BEGIN EXCERPTED DATA
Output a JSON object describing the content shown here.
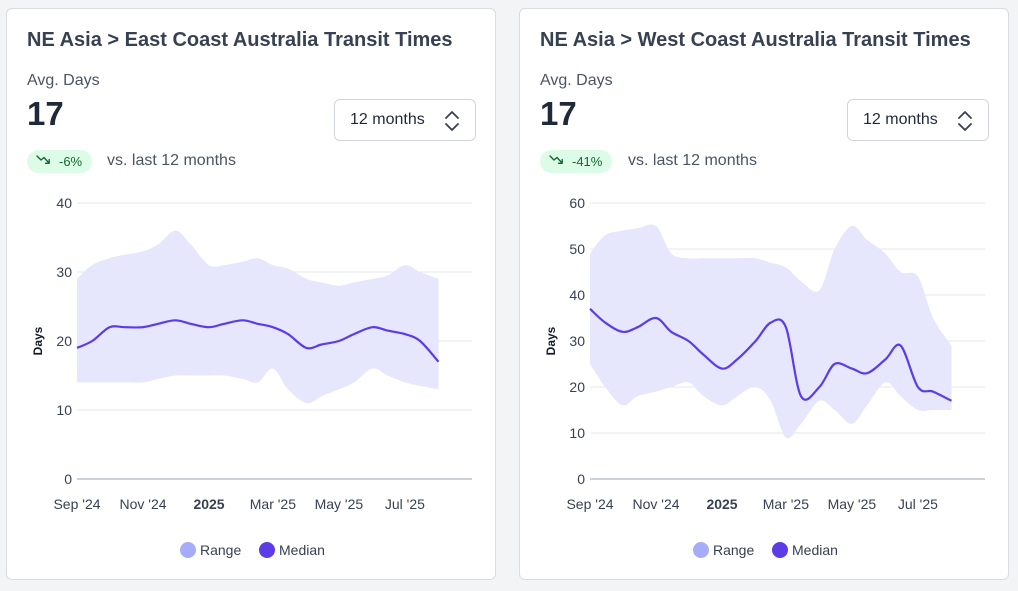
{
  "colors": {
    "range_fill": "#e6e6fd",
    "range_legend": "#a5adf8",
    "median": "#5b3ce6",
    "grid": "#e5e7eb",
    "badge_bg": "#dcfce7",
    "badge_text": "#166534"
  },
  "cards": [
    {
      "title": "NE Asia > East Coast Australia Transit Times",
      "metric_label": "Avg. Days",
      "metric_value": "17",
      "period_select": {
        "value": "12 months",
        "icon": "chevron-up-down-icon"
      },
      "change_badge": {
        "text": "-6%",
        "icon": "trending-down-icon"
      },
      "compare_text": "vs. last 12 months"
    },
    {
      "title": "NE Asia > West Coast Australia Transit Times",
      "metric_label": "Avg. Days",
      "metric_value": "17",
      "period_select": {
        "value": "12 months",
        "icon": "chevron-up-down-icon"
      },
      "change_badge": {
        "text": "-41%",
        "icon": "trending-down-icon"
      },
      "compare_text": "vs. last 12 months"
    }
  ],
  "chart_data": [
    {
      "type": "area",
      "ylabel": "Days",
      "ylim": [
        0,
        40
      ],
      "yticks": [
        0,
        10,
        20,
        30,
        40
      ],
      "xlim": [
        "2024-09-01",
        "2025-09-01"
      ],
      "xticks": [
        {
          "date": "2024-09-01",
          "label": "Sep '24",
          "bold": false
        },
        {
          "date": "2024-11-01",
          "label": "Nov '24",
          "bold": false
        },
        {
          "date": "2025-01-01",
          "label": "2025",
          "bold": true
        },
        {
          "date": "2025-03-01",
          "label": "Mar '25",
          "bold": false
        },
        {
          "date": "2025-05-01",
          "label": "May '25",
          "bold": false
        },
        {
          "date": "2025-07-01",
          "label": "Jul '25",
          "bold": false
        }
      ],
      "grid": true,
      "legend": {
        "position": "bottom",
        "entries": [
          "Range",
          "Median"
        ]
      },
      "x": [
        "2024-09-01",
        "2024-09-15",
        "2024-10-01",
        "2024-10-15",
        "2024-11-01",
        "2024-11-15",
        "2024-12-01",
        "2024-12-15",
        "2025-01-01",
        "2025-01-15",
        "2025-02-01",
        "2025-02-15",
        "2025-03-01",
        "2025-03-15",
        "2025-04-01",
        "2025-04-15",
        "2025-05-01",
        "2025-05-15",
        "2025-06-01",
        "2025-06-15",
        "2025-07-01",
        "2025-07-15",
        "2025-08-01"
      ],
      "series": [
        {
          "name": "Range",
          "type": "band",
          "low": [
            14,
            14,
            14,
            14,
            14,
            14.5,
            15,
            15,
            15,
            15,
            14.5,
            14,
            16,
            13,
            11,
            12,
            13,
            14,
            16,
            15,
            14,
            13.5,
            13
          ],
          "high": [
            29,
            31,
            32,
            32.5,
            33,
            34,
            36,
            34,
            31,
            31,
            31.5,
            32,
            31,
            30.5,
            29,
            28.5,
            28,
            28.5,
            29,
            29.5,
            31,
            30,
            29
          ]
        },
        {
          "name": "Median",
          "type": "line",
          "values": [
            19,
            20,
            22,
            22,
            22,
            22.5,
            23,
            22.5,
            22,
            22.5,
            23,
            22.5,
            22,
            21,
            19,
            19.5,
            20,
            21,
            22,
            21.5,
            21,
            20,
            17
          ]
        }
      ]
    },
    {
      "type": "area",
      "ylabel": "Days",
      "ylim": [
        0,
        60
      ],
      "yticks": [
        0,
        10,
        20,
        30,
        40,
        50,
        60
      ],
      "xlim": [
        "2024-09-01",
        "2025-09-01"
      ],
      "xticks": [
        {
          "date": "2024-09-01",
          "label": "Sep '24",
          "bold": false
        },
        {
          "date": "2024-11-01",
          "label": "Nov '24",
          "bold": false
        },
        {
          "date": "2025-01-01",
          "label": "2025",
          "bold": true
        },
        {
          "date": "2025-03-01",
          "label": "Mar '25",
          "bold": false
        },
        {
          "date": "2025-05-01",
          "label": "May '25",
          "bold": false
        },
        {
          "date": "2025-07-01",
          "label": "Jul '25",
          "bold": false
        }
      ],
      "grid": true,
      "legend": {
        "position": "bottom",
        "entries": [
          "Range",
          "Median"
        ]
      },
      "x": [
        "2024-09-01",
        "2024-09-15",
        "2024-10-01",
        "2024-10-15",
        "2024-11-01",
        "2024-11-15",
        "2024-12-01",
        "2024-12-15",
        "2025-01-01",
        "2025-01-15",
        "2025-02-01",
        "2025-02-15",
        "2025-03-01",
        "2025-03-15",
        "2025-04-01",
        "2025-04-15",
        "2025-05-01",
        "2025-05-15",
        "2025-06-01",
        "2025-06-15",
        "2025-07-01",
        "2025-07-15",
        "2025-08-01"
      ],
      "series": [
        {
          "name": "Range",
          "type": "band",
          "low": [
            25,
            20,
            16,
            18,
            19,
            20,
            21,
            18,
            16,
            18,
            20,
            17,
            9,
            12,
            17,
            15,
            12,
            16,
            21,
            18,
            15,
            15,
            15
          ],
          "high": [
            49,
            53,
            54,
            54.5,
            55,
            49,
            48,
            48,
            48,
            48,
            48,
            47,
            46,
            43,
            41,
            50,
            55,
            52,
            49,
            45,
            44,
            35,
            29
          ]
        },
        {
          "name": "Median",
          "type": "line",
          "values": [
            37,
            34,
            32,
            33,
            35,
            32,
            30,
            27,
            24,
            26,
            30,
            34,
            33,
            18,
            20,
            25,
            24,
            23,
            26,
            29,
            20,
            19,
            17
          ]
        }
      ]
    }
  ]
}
END EXCERPTED DATA
## REQUIRED WORK
From the data above, copy out every line with the string "Coast" in it.

## EXERCISE RESPONSE
      "title": "NE Asia > East Coast Australia Transit Times",
      "title": "NE Asia > West Coast Australia Transit Times",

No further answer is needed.